Each entry below should be reproduced character for character.

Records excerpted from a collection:
+---+

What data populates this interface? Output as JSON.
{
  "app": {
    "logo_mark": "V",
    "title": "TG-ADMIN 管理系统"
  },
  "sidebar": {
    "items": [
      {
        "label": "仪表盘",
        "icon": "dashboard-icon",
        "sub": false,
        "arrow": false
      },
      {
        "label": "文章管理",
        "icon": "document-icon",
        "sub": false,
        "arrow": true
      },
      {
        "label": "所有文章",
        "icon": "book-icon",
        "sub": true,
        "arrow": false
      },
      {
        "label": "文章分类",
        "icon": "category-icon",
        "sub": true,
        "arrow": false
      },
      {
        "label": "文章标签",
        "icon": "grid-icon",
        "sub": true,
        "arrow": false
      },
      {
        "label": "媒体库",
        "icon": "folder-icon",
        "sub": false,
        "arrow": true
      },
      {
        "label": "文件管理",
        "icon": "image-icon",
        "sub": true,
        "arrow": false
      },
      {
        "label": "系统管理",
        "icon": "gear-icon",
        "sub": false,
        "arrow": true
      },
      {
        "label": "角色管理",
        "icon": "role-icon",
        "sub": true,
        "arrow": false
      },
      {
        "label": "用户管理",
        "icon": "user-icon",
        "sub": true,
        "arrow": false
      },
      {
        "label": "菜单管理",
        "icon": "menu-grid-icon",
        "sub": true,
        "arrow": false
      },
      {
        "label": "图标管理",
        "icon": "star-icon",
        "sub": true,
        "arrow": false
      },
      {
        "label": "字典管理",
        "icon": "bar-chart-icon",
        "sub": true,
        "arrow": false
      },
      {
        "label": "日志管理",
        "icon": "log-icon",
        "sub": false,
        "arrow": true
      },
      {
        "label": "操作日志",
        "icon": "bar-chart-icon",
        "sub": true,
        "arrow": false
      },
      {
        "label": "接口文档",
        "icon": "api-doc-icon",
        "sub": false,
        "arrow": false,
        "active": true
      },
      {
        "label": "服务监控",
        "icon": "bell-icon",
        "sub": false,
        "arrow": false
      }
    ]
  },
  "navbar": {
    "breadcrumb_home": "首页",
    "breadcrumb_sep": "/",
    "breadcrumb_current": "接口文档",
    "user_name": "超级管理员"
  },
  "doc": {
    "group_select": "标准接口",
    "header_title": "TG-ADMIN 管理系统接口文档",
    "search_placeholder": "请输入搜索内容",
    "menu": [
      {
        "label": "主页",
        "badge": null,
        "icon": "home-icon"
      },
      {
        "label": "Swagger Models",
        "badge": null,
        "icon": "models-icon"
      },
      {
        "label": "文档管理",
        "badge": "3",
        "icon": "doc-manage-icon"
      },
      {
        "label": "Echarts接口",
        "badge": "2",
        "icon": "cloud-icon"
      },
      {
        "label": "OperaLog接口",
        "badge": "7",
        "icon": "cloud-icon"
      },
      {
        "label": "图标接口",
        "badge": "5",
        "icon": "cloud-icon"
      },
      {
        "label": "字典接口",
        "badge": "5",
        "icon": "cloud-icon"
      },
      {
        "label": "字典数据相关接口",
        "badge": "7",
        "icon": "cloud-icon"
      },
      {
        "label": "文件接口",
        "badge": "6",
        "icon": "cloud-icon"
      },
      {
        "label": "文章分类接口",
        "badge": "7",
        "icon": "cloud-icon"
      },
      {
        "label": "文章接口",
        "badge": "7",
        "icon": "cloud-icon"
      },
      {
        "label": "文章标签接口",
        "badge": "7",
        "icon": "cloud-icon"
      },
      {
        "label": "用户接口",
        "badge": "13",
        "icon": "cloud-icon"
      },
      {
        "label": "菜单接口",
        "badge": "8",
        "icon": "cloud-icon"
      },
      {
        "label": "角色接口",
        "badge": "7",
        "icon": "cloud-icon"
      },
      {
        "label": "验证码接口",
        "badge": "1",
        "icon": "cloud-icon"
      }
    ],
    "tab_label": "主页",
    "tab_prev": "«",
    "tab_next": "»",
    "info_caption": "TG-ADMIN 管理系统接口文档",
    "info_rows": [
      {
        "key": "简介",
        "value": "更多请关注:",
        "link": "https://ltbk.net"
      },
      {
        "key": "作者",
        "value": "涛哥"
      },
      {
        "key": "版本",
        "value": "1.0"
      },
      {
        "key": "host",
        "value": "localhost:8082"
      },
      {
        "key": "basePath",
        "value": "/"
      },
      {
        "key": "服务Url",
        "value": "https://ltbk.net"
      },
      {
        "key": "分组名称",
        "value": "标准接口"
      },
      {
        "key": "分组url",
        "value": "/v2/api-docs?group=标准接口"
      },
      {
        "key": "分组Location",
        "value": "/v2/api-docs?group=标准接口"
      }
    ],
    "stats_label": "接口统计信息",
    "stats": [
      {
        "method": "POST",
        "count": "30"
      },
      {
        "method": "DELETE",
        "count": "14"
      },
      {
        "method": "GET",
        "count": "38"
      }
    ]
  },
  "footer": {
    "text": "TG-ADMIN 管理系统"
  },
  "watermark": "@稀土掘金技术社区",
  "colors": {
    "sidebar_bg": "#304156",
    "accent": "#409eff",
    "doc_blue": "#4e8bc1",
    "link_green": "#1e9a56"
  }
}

+---+

Answer to this exercise:
What data populates this interface? Output as JSON.
{
  "app": {
    "logo_mark": "V",
    "title": "TG-ADMIN 管理系统"
  },
  "sidebar": {
    "items": [
      {
        "label": "仪表盘",
        "icon": "dashboard-icon",
        "sub": false,
        "arrow": false
      },
      {
        "label": "文章管理",
        "icon": "document-icon",
        "sub": false,
        "arrow": true
      },
      {
        "label": "所有文章",
        "icon": "book-icon",
        "sub": true,
        "arrow": false
      },
      {
        "label": "文章分类",
        "icon": "category-icon",
        "sub": true,
        "arrow": false
      },
      {
        "label": "文章标签",
        "icon": "grid-icon",
        "sub": true,
        "arrow": false
      },
      {
        "label": "媒体库",
        "icon": "folder-icon",
        "sub": false,
        "arrow": true
      },
      {
        "label": "文件管理",
        "icon": "image-icon",
        "sub": true,
        "arrow": false
      },
      {
        "label": "系统管理",
        "icon": "gear-icon",
        "sub": false,
        "arrow": true
      },
      {
        "label": "角色管理",
        "icon": "role-icon",
        "sub": true,
        "arrow": false
      },
      {
        "label": "用户管理",
        "icon": "user-icon",
        "sub": true,
        "arrow": false
      },
      {
        "label": "菜单管理",
        "icon": "menu-grid-icon",
        "sub": true,
        "arrow": false
      },
      {
        "label": "图标管理",
        "icon": "star-icon",
        "sub": true,
        "arrow": false
      },
      {
        "label": "字典管理",
        "icon": "bar-chart-icon",
        "sub": true,
        "arrow": false
      },
      {
        "label": "日志管理",
        "icon": "log-icon",
        "sub": false,
        "arrow": true
      },
      {
        "label": "操作日志",
        "icon": "bar-chart-icon",
        "sub": true,
        "arrow": false
      },
      {
        "label": "接口文档",
        "icon": "api-doc-icon",
        "sub": false,
        "arrow": false,
        "active": true
      },
      {
        "label": "服务监控",
        "icon": "bell-icon",
        "sub": false,
        "arrow": false
      }
    ]
  },
  "navbar": {
    "breadcrumb_home": "首页",
    "breadcrumb_sep": "/",
    "breadcrumb_current": "接口文档",
    "user_name": "超级管理员"
  },
  "doc": {
    "group_select": "标准接口",
    "header_title": "TG-ADMIN 管理系统接口文档",
    "search_placeholder": "请输入搜索内容",
    "menu": [
      {
        "label": "主页",
        "badge": null,
        "icon": "home-icon"
      },
      {
        "label": "Swagger Models",
        "badge": null,
        "icon": "models-icon"
      },
      {
        "label": "文档管理",
        "badge": "3",
        "icon": "doc-manage-icon"
      },
      {
        "label": "Echarts接口",
        "badge": "2",
        "icon": "cloud-icon"
      },
      {
        "label": "OperaLog接口",
        "badge": "7",
        "icon": "cloud-icon"
      },
      {
        "label": "图标接口",
        "badge": "5",
        "icon": "cloud-icon"
      },
      {
        "label": "字典接口",
        "badge": "5",
        "icon": "cloud-icon"
      },
      {
        "label": "字典数据相关接口",
        "badge": "7",
        "icon": "cloud-icon"
      },
      {
        "label": "文件接口",
        "badge": "6",
        "icon": "cloud-icon"
      },
      {
        "label": "文章分类接口",
        "badge": "7",
        "icon": "cloud-icon"
      },
      {
        "label": "文章接口",
        "badge": "7",
        "icon": "cloud-icon"
      },
      {
        "label": "文章标签接口",
        "badge": "7",
        "icon": "cloud-icon"
      },
      {
        "label": "用户接口",
        "badge": "13",
        "icon": "cloud-icon"
      },
      {
        "label": "菜单接口",
        "badge": "8",
        "icon": "cloud-icon"
      },
      {
        "label": "角色接口",
        "badge": "7",
        "icon": "cloud-icon"
      },
      {
        "label": "验证码接口",
        "badge": "1",
        "icon": "cloud-icon"
      }
    ],
    "tab_label": "主页",
    "tab_prev": "«",
    "tab_next": "»",
    "info_caption": "TG-ADMIN 管理系统接口文档",
    "info_rows": [
      {
        "key": "简介",
        "value": "更多请关注:",
        "link": "https://ltbk.net"
      },
      {
        "key": "作者",
        "value": "涛哥"
      },
      {
        "key": "版本",
        "value": "1.0"
      },
      {
        "key": "host",
        "value": "localhost:8082"
      },
      {
        "key": "basePath",
        "value": "/"
      },
      {
        "key": "服务Url",
        "value": "https://ltbk.net"
      },
      {
        "key": "分组名称",
        "value": "标准接口"
      },
      {
        "key": "分组url",
        "value": "/v2/api-docs?group=标准接口"
      },
      {
        "key": "分组Location",
        "value": "/v2/api-docs?group=标准接口"
      }
    ],
    "stats_label": "接口统计信息",
    "stats": [
      {
        "method": "POST",
        "count": "30"
      },
      {
        "method": "DELETE",
        "count": "14"
      },
      {
        "method": "GET",
        "count": "38"
      }
    ]
  },
  "footer": {
    "text": "TG-ADMIN 管理系统"
  },
  "watermark": "@稀土掘金技术社区",
  "colors": {
    "sidebar_bg": "#304156",
    "accent": "#409eff",
    "doc_blue": "#4e8bc1",
    "link_green": "#1e9a56"
  }
}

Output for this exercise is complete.